* [Data for the task]:
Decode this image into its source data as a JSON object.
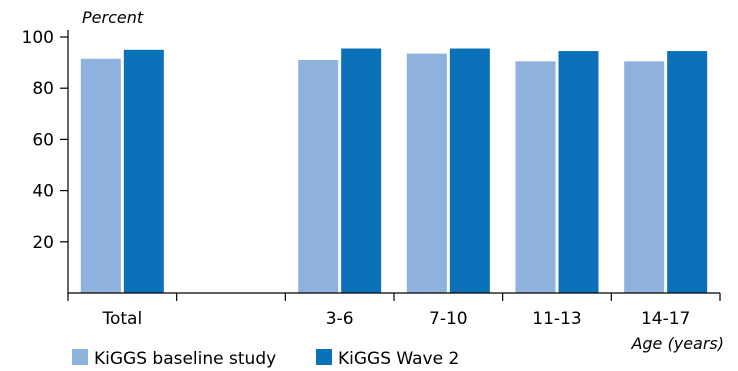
{
  "chart_data": {
    "type": "bar",
    "ylabel": "Percent",
    "xlabel": "Age (years)",
    "ylim": [
      0,
      100
    ],
    "yticks": [
      20,
      40,
      60,
      80,
      100
    ],
    "categories": [
      "Total",
      "",
      "3-6",
      "7-10",
      "11-13",
      "14-17"
    ],
    "series": [
      {
        "name": "KiGGS baseline study",
        "color": "#8eb1dd",
        "values": [
          91.5,
          null,
          91,
          93.5,
          90.5,
          90.5
        ]
      },
      {
        "name": "KiGGS Wave 2",
        "color": "#0a70b8",
        "values": [
          95,
          null,
          95.5,
          95.5,
          94.5,
          94.5
        ]
      }
    ],
    "grid": false,
    "legend_position": "bottom-left"
  }
}
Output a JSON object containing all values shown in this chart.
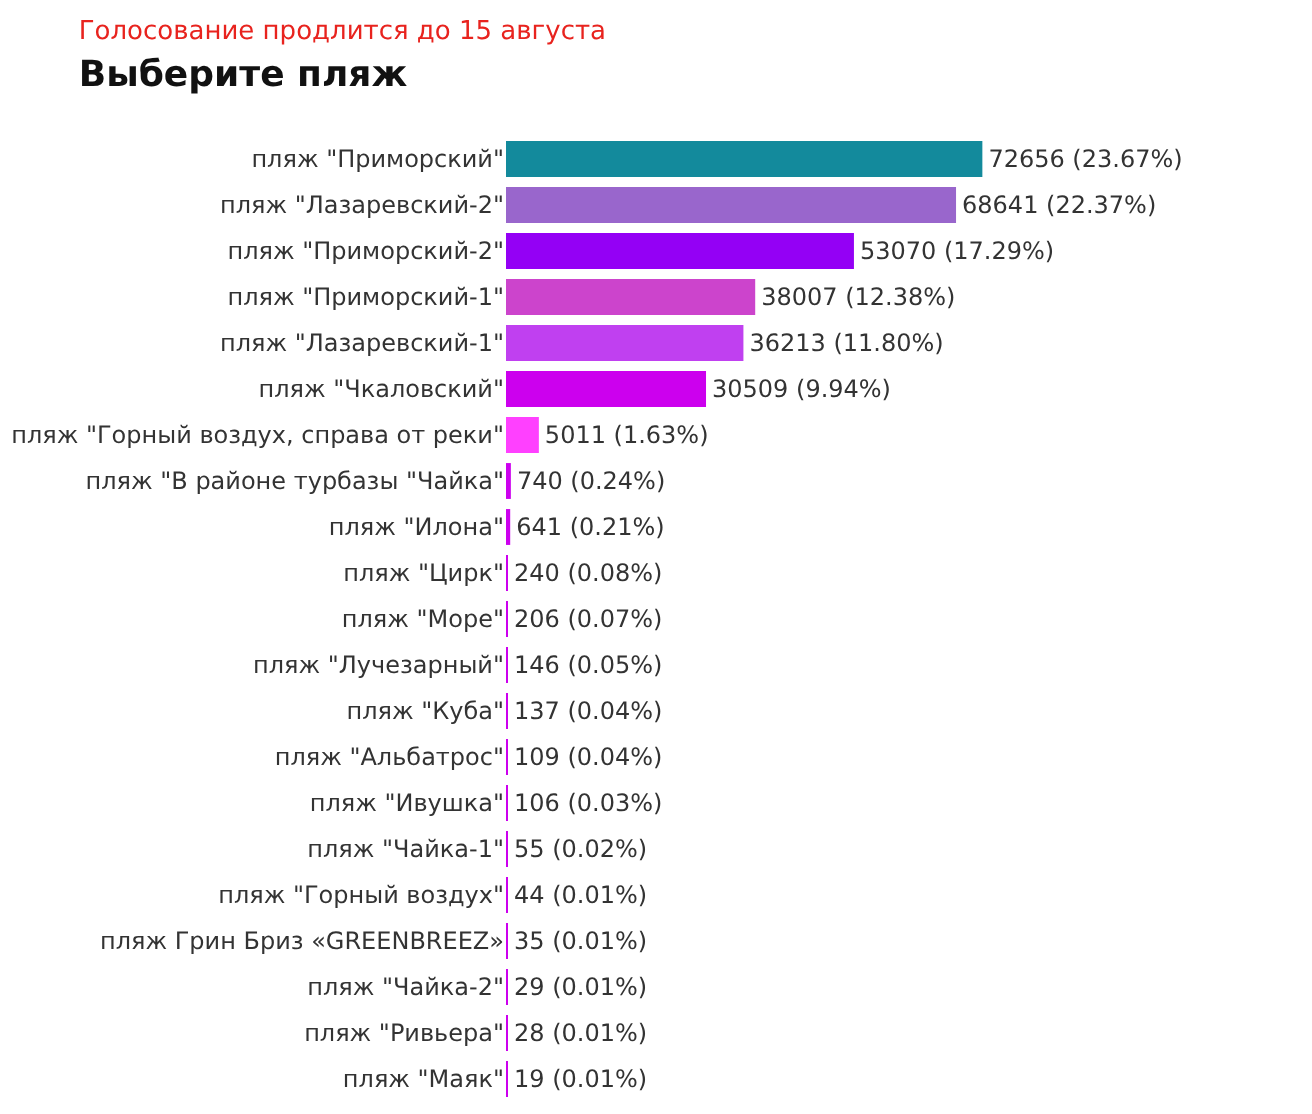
{
  "chart_data": {
    "type": "bar",
    "orientation": "horizontal",
    "title": "Выберите пляж",
    "subtitle": "Голосование продлится до 15 августа",
    "categories": [
      "пляж \"Приморский\"",
      "пляж \"Лазаревский-2\"",
      "пляж \"Приморский-2\"",
      "пляж \"Приморский-1\"",
      "пляж \"Лазаревский-1\"",
      "пляж \"Чкаловский\"",
      "пляж \"Горный воздух, справа от реки\"",
      "пляж \"В районе турбазы \"Чайка\"",
      "пляж \"Илона\"",
      "пляж \"Цирк\"",
      "пляж \"Море\"",
      "пляж \"Лучезарный\"",
      "пляж \"Куба\"",
      "пляж \"Альбатрос\"",
      "пляж \"Ивушка\"",
      "пляж \"Чайка-1\"",
      "пляж \"Горный воздух\"",
      "пляж Грин Бриз «GREENBREEZ»",
      "пляж \"Чайка-2\"",
      "пляж \"Ривьера\"",
      "пляж \"Маяк\""
    ],
    "values": [
      72656,
      68641,
      53070,
      38007,
      36213,
      30509,
      5011,
      740,
      641,
      240,
      206,
      146,
      137,
      109,
      106,
      55,
      44,
      35,
      29,
      28,
      19
    ],
    "value_labels": [
      "72656 (23.67%)",
      "68641 (22.37%)",
      "53070 (17.29%)",
      "38007 (12.38%)",
      "36213 (11.80%)",
      "30509 (9.94%)",
      "5011 (1.63%)",
      "740 (0.24%)",
      "641 (0.21%)",
      "240 (0.08%)",
      "206 (0.07%)",
      "146 (0.05%)",
      "137 (0.04%)",
      "109 (0.04%)",
      "106 (0.03%)",
      "55 (0.02%)",
      "44 (0.01%)",
      "35 (0.01%)",
      "29 (0.01%)",
      "28 (0.01%)",
      "19 (0.01%)"
    ],
    "colors": [
      "#138a9c",
      "#9966cc",
      "#9400f5",
      "#cc44cc",
      "#c040f0",
      "#cc00ee",
      "#ff40ff",
      "#cc00ee",
      "#cc00ee",
      "#cc00ee",
      "#cc00ee",
      "#cc00ee",
      "#cc00ee",
      "#cc00ee",
      "#cc00ee",
      "#cc00ee",
      "#cc00ee",
      "#cc00ee",
      "#cc00ee",
      "#cc00ee",
      "#cc00ee"
    ]
  }
}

* [Task requirements]:
Make an exact reproduction of the listing above, without any pictures.

* [Output for this exercise]:
Decode this image into its source data as a JSON object.
{
  "chart_data": {
    "type": "bar",
    "ylabel": "Percent",
    "xlabel": "Age (years)",
    "ylim": [
      0,
      100
    ],
    "yticks": [
      20,
      40,
      60,
      80,
      100
    ],
    "categories": [
      "Total",
      "",
      "3-6",
      "7-10",
      "11-13",
      "14-17"
    ],
    "series": [
      {
        "name": "KiGGS baseline study",
        "color": "#8eb1dd",
        "values": [
          91.5,
          null,
          91,
          93.5,
          90.5,
          90.5
        ]
      },
      {
        "name": "KiGGS Wave 2",
        "color": "#0a70b8",
        "values": [
          95,
          null,
          95.5,
          95.5,
          94.5,
          94.5
        ]
      }
    ],
    "grid": false,
    "legend_position": "bottom-left"
  }
}
Output a JSON object containing all values shown in this chart.
{
  "chart_data": {
    "type": "bar",
    "orientation": "horizontal",
    "title": "Выберите пляж",
    "subtitle": "Голосование продлится до 15 августа",
    "categories": [
      "пляж \"Приморский\"",
      "пляж \"Лазаревский-2\"",
      "пляж \"Приморский-2\"",
      "пляж \"Приморский-1\"",
      "пляж \"Лазаревский-1\"",
      "пляж \"Чкаловский\"",
      "пляж \"Горный воздух, справа от реки\"",
      "пляж \"В районе турбазы \"Чайка\"",
      "пляж \"Илона\"",
      "пляж \"Цирк\"",
      "пляж \"Море\"",
      "пляж \"Лучезарный\"",
      "пляж \"Куба\"",
      "пляж \"Альбатрос\"",
      "пляж \"Ивушка\"",
      "пляж \"Чайка-1\"",
      "пляж \"Горный воздух\"",
      "пляж Грин Бриз «GREENBREEZ»",
      "пляж \"Чайка-2\"",
      "пляж \"Ривьера\"",
      "пляж \"Маяк\""
    ],
    "values": [
      72656,
      68641,
      53070,
      38007,
      36213,
      30509,
      5011,
      740,
      641,
      240,
      206,
      146,
      137,
      109,
      106,
      55,
      44,
      35,
      29,
      28,
      19
    ],
    "value_labels": [
      "72656 (23.67%)",
      "68641 (22.37%)",
      "53070 (17.29%)",
      "38007 (12.38%)",
      "36213 (11.80%)",
      "30509 (9.94%)",
      "5011 (1.63%)",
      "740 (0.24%)",
      "641 (0.21%)",
      "240 (0.08%)",
      "206 (0.07%)",
      "146 (0.05%)",
      "137 (0.04%)",
      "109 (0.04%)",
      "106 (0.03%)",
      "55 (0.02%)",
      "44 (0.01%)",
      "35 (0.01%)",
      "29 (0.01%)",
      "28 (0.01%)",
      "19 (0.01%)"
    ],
    "colors": [
      "#138a9c",
      "#9966cc",
      "#9400f5",
      "#cc44cc",
      "#c040f0",
      "#cc00ee",
      "#ff40ff",
      "#cc00ee",
      "#cc00ee",
      "#cc00ee",
      "#cc00ee",
      "#cc00ee",
      "#cc00ee",
      "#cc00ee",
      "#cc00ee",
      "#cc00ee",
      "#cc00ee",
      "#cc00ee",
      "#cc00ee",
      "#cc00ee",
      "#cc00ee"
    ]
  }
}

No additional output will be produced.